● PROBLEM STATEMENT: Among the lines of these entries, how many hold the word "八幡ドリームス"? State only the number.

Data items
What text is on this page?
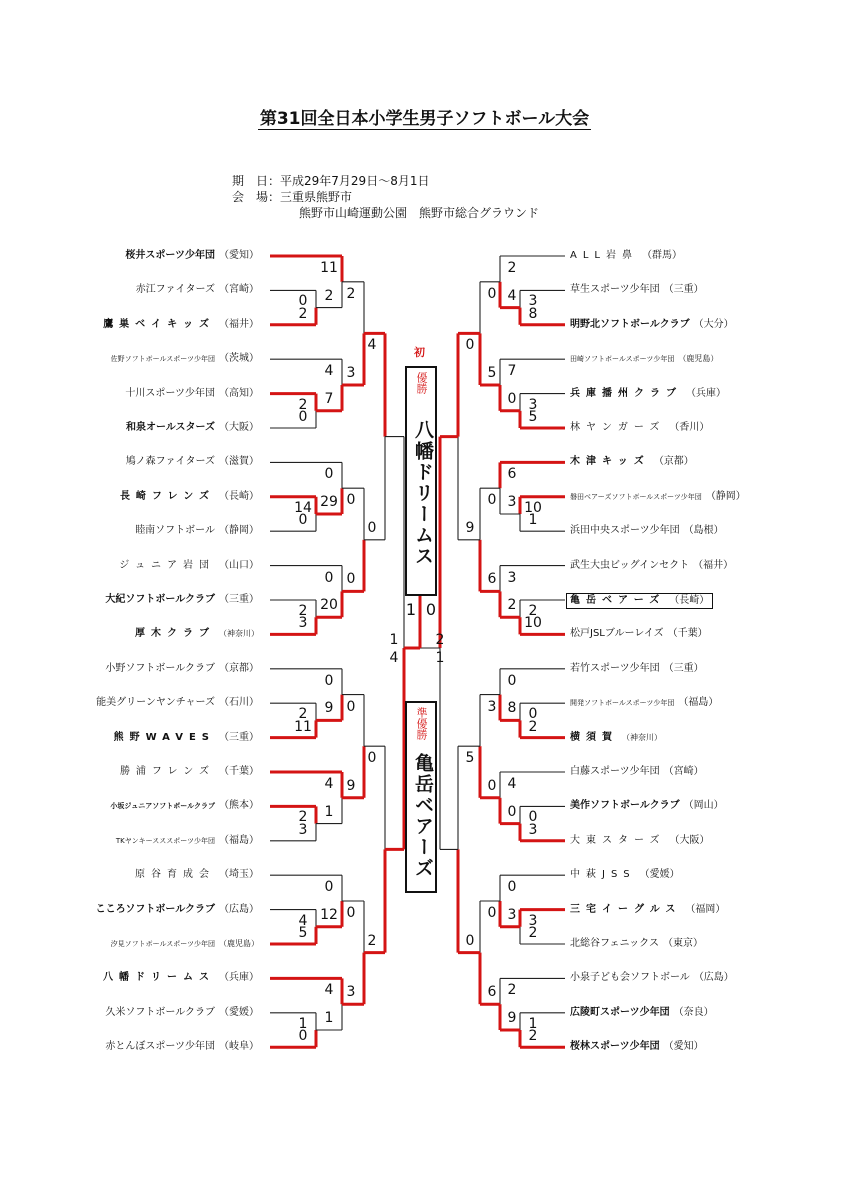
第31回全日本小学生男子ソフトボール大会
期　日：平成29年7月29日～8月1日
会　場：三重県熊野市
熊野市山崎運動公園　熊野市総合グラウンド
桜井スポーツ少年団 （愛知）	ALL岩鼻 （群馬）
赤江ファイターズ （宮崎）	草生スポーツ少年団 （三重）
鷹巣ベイキッズ （福井）	明野北ソフトボールクラブ （大分）
佐野ソフトボールスポーツ少年団 （茨城）	田崎ソフトボールスポーツ少年団 （鹿児島）
十川スポーツ少年団 （高知）	兵庫播州クラブ （兵庫）
和泉オールスターズ （大阪）	林ヤンガーズ （香川）
鳩ノ森ファイターズ （滋賀）	木津キッズ （京都）
長崎フレンズ （長崎）	磐田ベアーズソフトボールスポーツ少年団 （静岡）
睦南ソフトボール （静岡）	浜田中央スポーツ少年団 （島根）
ジュニア岩団 （山口）	武生大虫ビッグインセクト （福井）
大紀ソフトボールクラブ （三重）	亀岳ベアーズ （長崎）
厚木クラブ （神奈川）	松戸JSLブルーレイズ （千葉）
小野ソフトボールクラブ （京都）	若竹スポーツ少年団 （三重）
能美グリーンヤンチャーズ （石川）	開発ソフトボールスポーツ少年団 （福島）
熊野WAVES （三重）	横須賀 （神奈川）
勝浦フレンズ （千葉）	白藤スポーツ少年団 （宮崎）
小坂ジュニアソフトボールクラブ （熊本）	美作ソフトボールクラブ （岡山）
TKヤンキースススポーツ少年団 （福島）	大東スターズ （大阪）
原谷育成会 （埼玉）	中萩JSS （愛媛）
こころソフトボールクラブ （広島）	三宅イーグルス （福岡）
汐見ソフトボールスポーツ少年団 （鹿児島）	北総谷フェニックス （東京）
八幡ドリームス （兵庫）	小泉子ども会ソフトボール （広島）
久米ソフトボールクラブ （愛媛）	広陵町スポーツ少年団 （奈良）
赤とんぼスポーツ少年団 （岐阜）	桜林スポーツ少年団 （愛知）
0
2
11
2
2
0
4
7
14
0
0
29
2
3
0
20
2
11
0
9
2
3
4
1
4
5
0
12
1
0
4
1
2
3
0
0
0
9
0
3
4
0
0
2
3
8
2
4
3
5
7
0
10
1
6
3
2
10
3
2
0
2
0
8
0
3
4
0
3
2
0
3
1
2
2
9
0
5
0
6
3
0
0
6
0
9
5
0
1
4
2
1
1 0
初
優勝
八幡ドリームス
準優勝
亀岳ベアーズ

● EXPECTED ANSWER: 2